Task ::
Transcribe all the entries word for word, skipping the pictures.

Provided records ::
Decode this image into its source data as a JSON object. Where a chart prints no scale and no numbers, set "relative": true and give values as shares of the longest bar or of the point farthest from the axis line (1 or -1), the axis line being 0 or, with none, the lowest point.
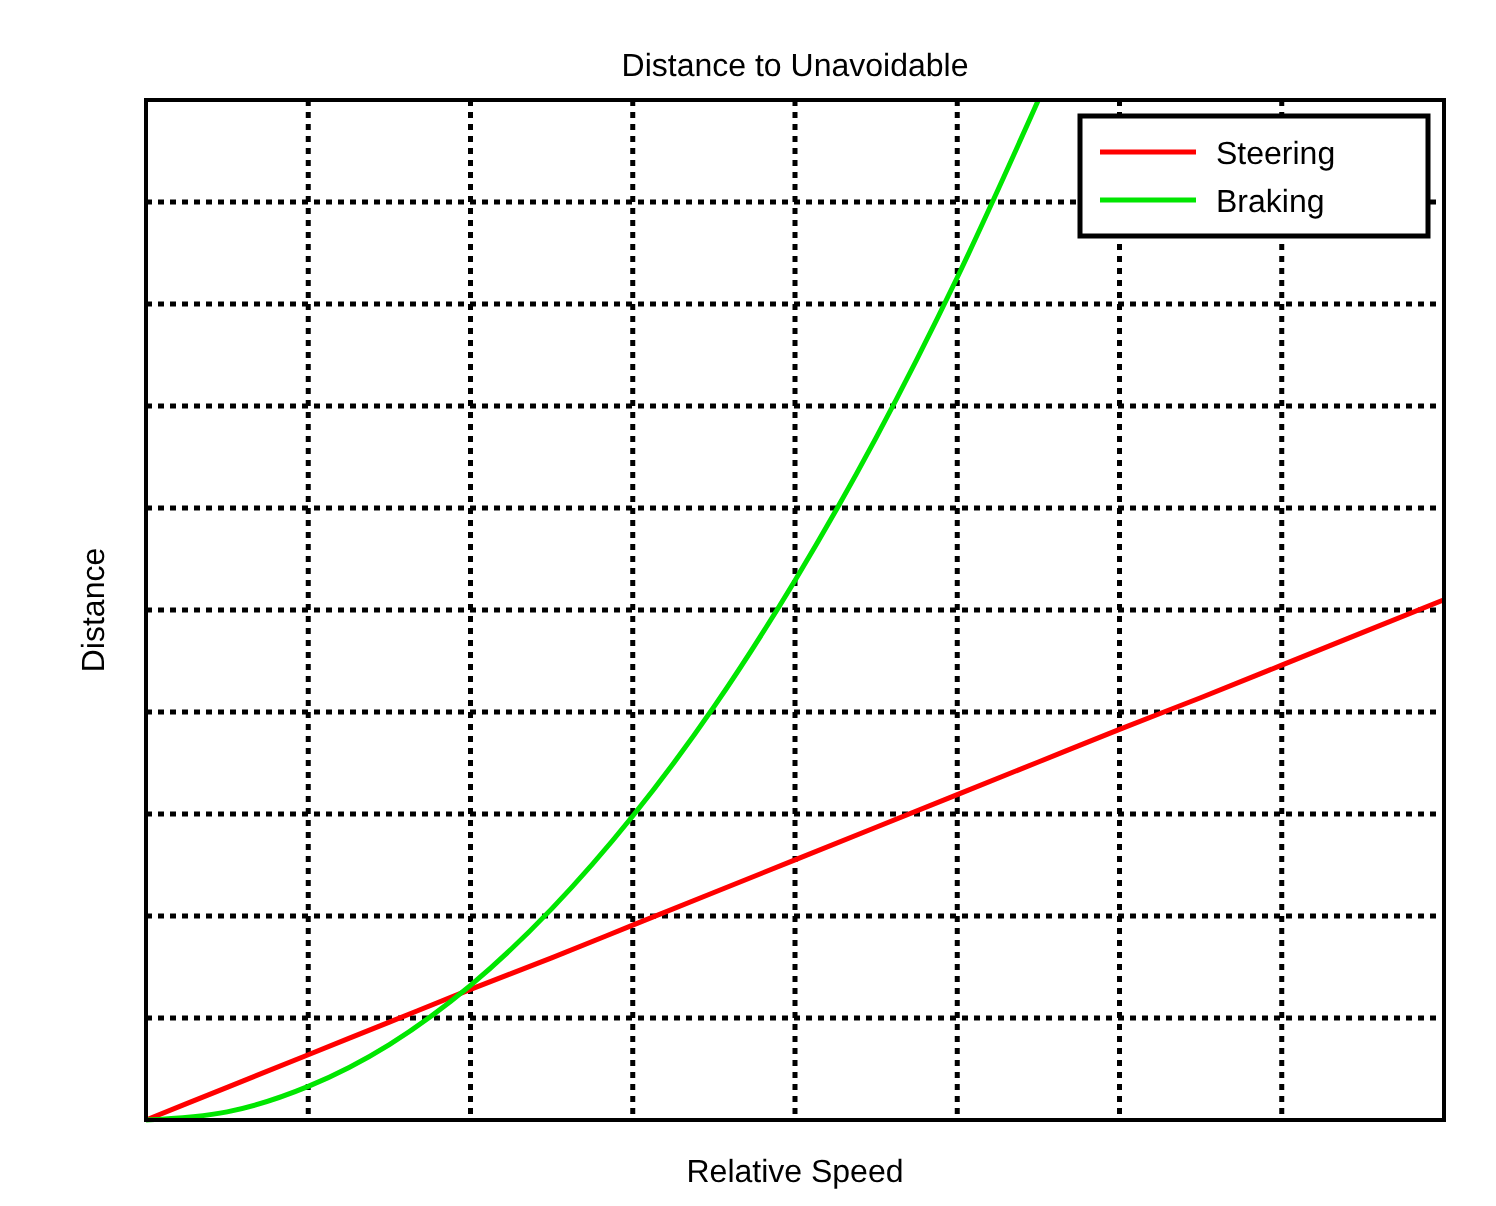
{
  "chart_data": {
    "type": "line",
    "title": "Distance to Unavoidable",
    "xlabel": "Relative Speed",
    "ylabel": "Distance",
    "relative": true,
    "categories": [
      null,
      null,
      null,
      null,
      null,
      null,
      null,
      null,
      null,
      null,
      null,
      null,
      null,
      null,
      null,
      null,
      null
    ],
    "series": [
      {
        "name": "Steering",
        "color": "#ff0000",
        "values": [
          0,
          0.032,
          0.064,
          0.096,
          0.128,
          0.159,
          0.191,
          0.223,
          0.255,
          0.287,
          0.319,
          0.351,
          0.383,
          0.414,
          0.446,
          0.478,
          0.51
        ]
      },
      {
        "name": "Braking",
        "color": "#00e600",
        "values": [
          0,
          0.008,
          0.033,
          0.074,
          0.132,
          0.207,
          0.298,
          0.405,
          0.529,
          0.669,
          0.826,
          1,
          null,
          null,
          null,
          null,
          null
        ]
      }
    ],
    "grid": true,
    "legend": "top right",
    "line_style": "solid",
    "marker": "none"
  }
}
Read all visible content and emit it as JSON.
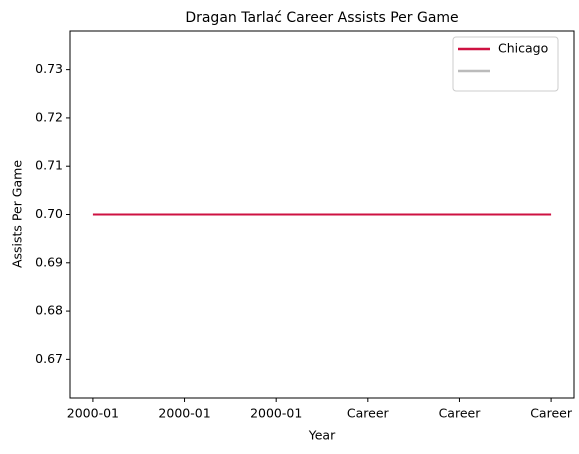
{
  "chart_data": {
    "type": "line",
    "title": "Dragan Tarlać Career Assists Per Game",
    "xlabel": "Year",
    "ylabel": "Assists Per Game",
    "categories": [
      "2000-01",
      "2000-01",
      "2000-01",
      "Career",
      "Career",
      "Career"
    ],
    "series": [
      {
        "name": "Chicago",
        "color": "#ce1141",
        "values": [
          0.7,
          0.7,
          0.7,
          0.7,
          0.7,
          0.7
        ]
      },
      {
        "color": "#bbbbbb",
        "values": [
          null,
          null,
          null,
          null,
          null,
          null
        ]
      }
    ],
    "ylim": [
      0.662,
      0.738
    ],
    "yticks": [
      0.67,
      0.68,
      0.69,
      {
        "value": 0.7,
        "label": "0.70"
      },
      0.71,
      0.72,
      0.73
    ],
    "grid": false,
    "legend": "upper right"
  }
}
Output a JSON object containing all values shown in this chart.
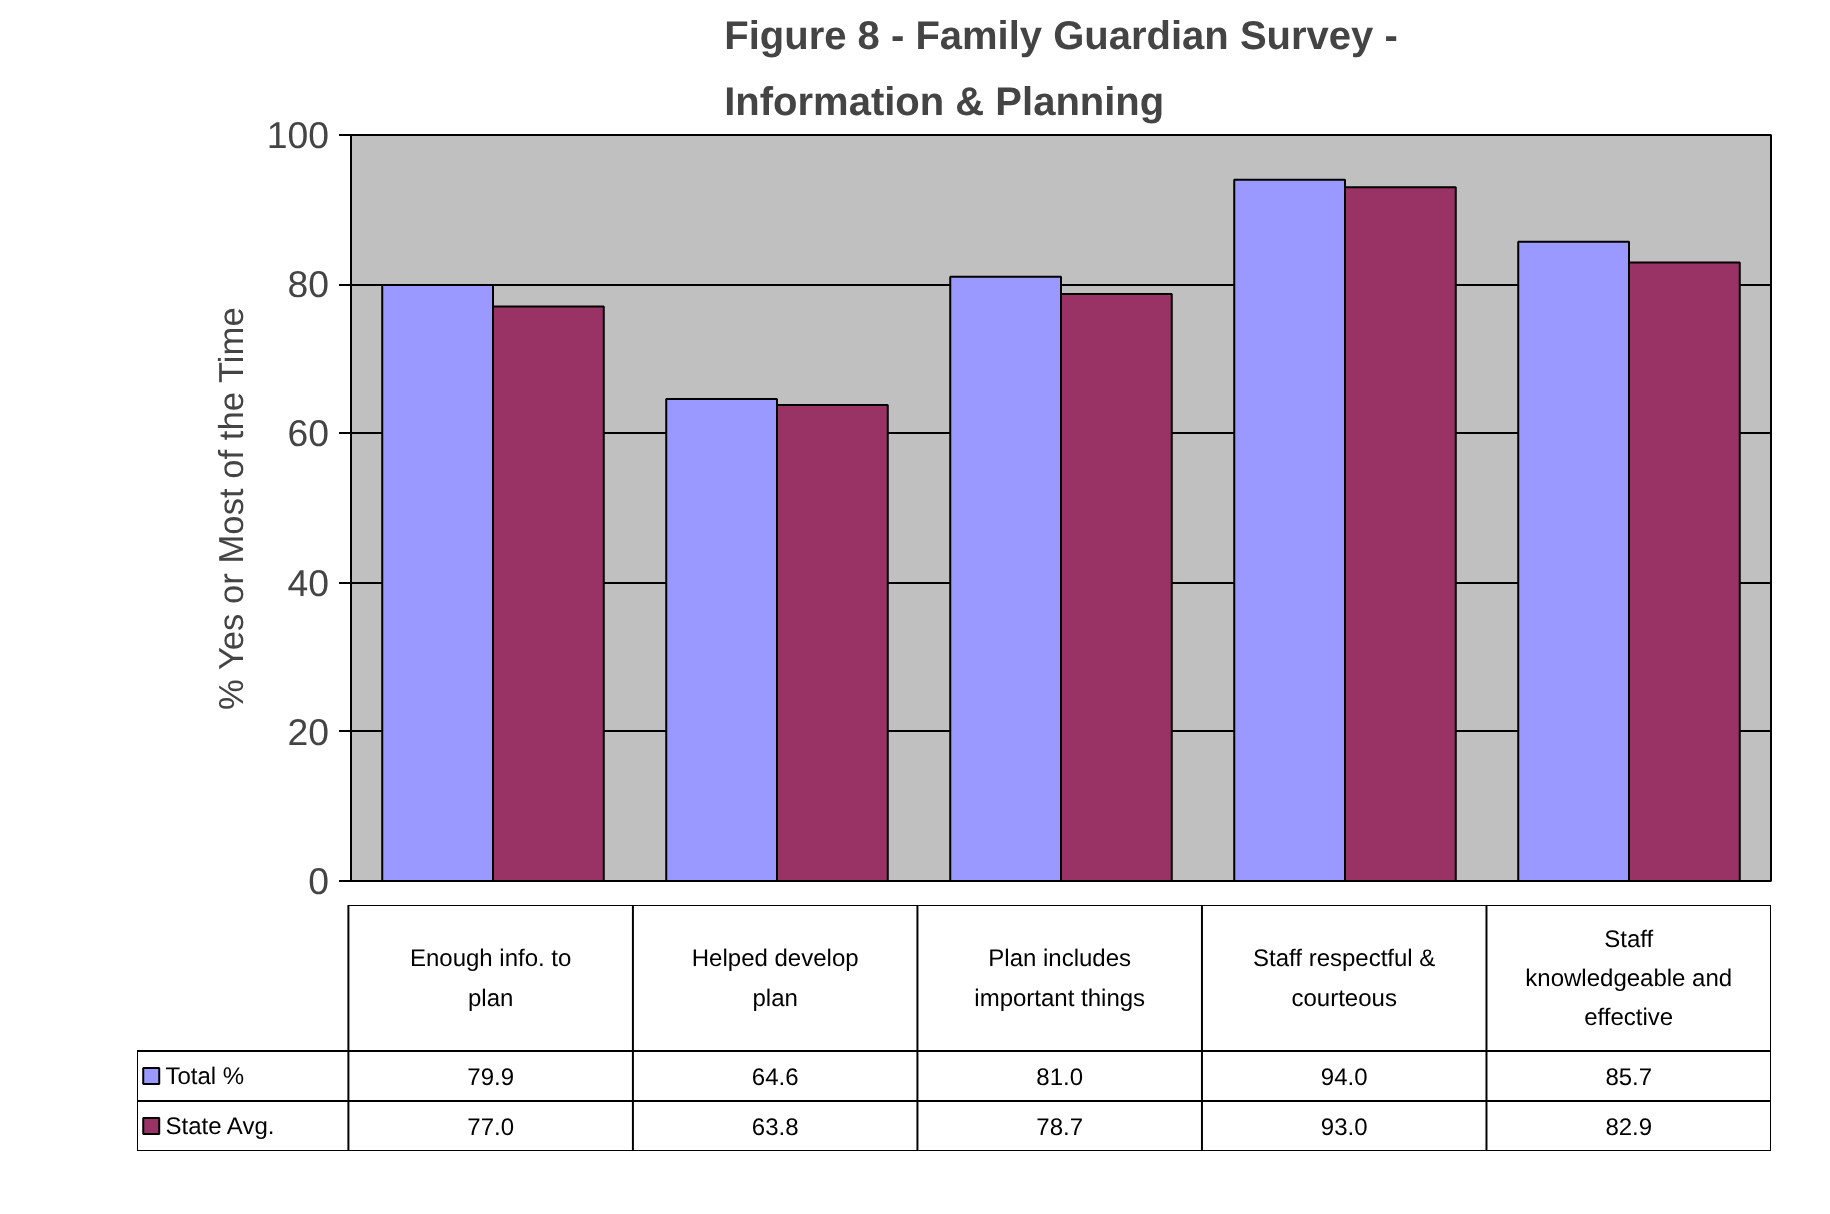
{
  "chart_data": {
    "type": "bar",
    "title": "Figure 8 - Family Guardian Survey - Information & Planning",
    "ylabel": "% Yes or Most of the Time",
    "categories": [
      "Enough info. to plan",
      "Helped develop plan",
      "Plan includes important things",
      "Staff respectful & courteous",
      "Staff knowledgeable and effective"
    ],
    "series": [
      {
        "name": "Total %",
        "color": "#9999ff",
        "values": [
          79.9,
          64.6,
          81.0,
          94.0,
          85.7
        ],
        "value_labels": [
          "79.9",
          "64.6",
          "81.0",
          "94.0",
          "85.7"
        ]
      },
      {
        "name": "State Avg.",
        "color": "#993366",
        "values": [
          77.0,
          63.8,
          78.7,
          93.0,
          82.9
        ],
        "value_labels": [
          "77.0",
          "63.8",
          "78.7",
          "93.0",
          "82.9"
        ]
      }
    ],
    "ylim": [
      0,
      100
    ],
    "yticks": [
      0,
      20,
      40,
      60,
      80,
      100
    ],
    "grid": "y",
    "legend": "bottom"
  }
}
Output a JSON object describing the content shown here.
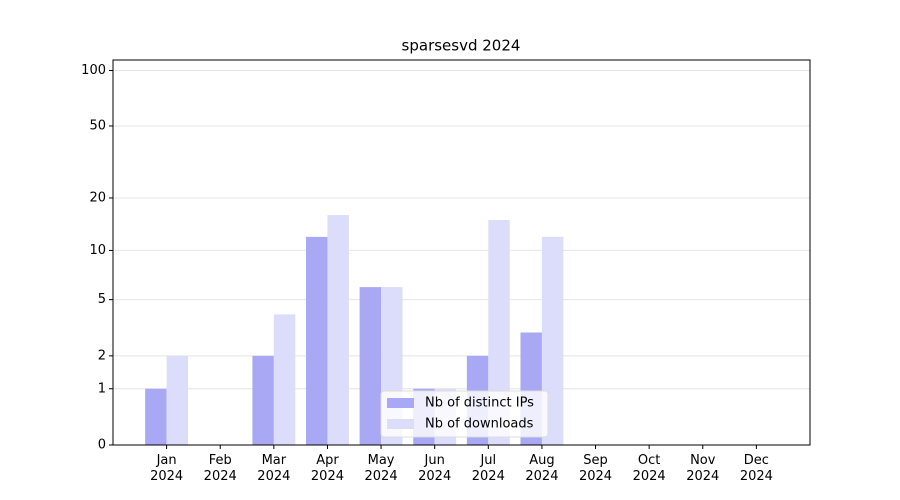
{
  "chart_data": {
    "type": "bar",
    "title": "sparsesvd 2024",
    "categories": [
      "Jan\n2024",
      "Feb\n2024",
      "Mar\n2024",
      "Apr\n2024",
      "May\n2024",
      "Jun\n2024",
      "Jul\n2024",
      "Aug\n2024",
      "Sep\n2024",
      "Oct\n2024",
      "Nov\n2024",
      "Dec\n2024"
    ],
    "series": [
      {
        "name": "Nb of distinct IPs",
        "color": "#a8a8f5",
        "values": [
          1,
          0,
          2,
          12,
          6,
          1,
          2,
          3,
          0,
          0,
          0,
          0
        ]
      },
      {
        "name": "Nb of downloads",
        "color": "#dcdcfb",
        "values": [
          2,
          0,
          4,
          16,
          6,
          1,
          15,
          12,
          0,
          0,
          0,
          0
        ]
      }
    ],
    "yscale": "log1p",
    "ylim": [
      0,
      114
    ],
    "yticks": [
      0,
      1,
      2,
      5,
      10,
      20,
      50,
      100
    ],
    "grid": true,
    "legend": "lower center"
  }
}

Exercise answer ::
Decode this image into its source data as a JSON object. Where a chart prints no scale and no numbers, set "relative": true and give values as shares of the longest bar or of the point farthest from the axis line (1 or -1), the axis line being 0 or, with none, the lowest point.
{
  "chart_data": {
    "type": "line",
    "title": "Distance to Unavoidable",
    "xlabel": "Relative Speed",
    "ylabel": "Distance",
    "relative": true,
    "categories": [
      null,
      null,
      null,
      null,
      null,
      null,
      null,
      null,
      null,
      null,
      null,
      null,
      null,
      null,
      null,
      null,
      null
    ],
    "series": [
      {
        "name": "Steering",
        "color": "#ff0000",
        "values": [
          0,
          0.032,
          0.064,
          0.096,
          0.128,
          0.159,
          0.191,
          0.223,
          0.255,
          0.287,
          0.319,
          0.351,
          0.383,
          0.414,
          0.446,
          0.478,
          0.51
        ]
      },
      {
        "name": "Braking",
        "color": "#00e600",
        "values": [
          0,
          0.008,
          0.033,
          0.074,
          0.132,
          0.207,
          0.298,
          0.405,
          0.529,
          0.669,
          0.826,
          1,
          null,
          null,
          null,
          null,
          null
        ]
      }
    ],
    "grid": true,
    "legend": "top right",
    "line_style": "solid",
    "marker": "none"
  }
}
Read all visible content and emit it as JSON.
{
  "chart_data": {
    "type": "line",
    "title": "Dragan Tarlać Career Assists Per Game",
    "xlabel": "Year",
    "ylabel": "Assists Per Game",
    "categories": [
      "2000-01",
      "2000-01",
      "2000-01",
      "Career",
      "Career",
      "Career"
    ],
    "series": [
      {
        "name": "Chicago",
        "color": "#ce1141",
        "values": [
          0.7,
          0.7,
          0.7,
          0.7,
          0.7,
          0.7
        ]
      },
      {
        "color": "#bbbbbb",
        "values": [
          null,
          null,
          null,
          null,
          null,
          null
        ]
      }
    ],
    "ylim": [
      0.662,
      0.738
    ],
    "yticks": [
      0.67,
      0.68,
      0.69,
      {
        "value": 0.7,
        "label": "0.70"
      },
      0.71,
      0.72,
      0.73
    ],
    "grid": false,
    "legend": "upper right"
  }
}
Output a JSON object containing all values shown in this chart.
{
  "chart_data": {
    "type": "bar",
    "title": "Figure 8 - Family Guardian Survey - Information & Planning",
    "ylabel": "% Yes or Most of the Time",
    "categories": [
      "Enough info. to plan",
      "Helped develop plan",
      "Plan includes important things",
      "Staff respectful & courteous",
      "Staff knowledgeable and effective"
    ],
    "series": [
      {
        "name": "Total %",
        "color": "#9999ff",
        "values": [
          79.9,
          64.6,
          81.0,
          94.0,
          85.7
        ],
        "value_labels": [
          "79.9",
          "64.6",
          "81.0",
          "94.0",
          "85.7"
        ]
      },
      {
        "name": "State Avg.",
        "color": "#993366",
        "values": [
          77.0,
          63.8,
          78.7,
          93.0,
          82.9
        ],
        "value_labels": [
          "77.0",
          "63.8",
          "78.7",
          "93.0",
          "82.9"
        ]
      }
    ],
    "ylim": [
      0,
      100
    ],
    "yticks": [
      0,
      20,
      40,
      60,
      80,
      100
    ],
    "grid": "y",
    "legend": "bottom"
  }
}
Output a JSON object describing the content shown here.
{
  "chart_data": {
    "type": "bar",
    "title": "sparsesvd 2024",
    "categories": [
      "Jan\n2024",
      "Feb\n2024",
      "Mar\n2024",
      "Apr\n2024",
      "May\n2024",
      "Jun\n2024",
      "Jul\n2024",
      "Aug\n2024",
      "Sep\n2024",
      "Oct\n2024",
      "Nov\n2024",
      "Dec\n2024"
    ],
    "series": [
      {
        "name": "Nb of distinct IPs",
        "color": "#a8a8f5",
        "values": [
          1,
          0,
          2,
          12,
          6,
          1,
          2,
          3,
          0,
          0,
          0,
          0
        ]
      },
      {
        "name": "Nb of downloads",
        "color": "#dcdcfb",
        "values": [
          2,
          0,
          4,
          16,
          6,
          1,
          15,
          12,
          0,
          0,
          0,
          0
        ]
      }
    ],
    "yscale": "log1p",
    "ylim": [
      0,
      114
    ],
    "yticks": [
      0,
      1,
      2,
      5,
      10,
      20,
      50,
      100
    ],
    "grid": true,
    "legend": "lower center"
  }
}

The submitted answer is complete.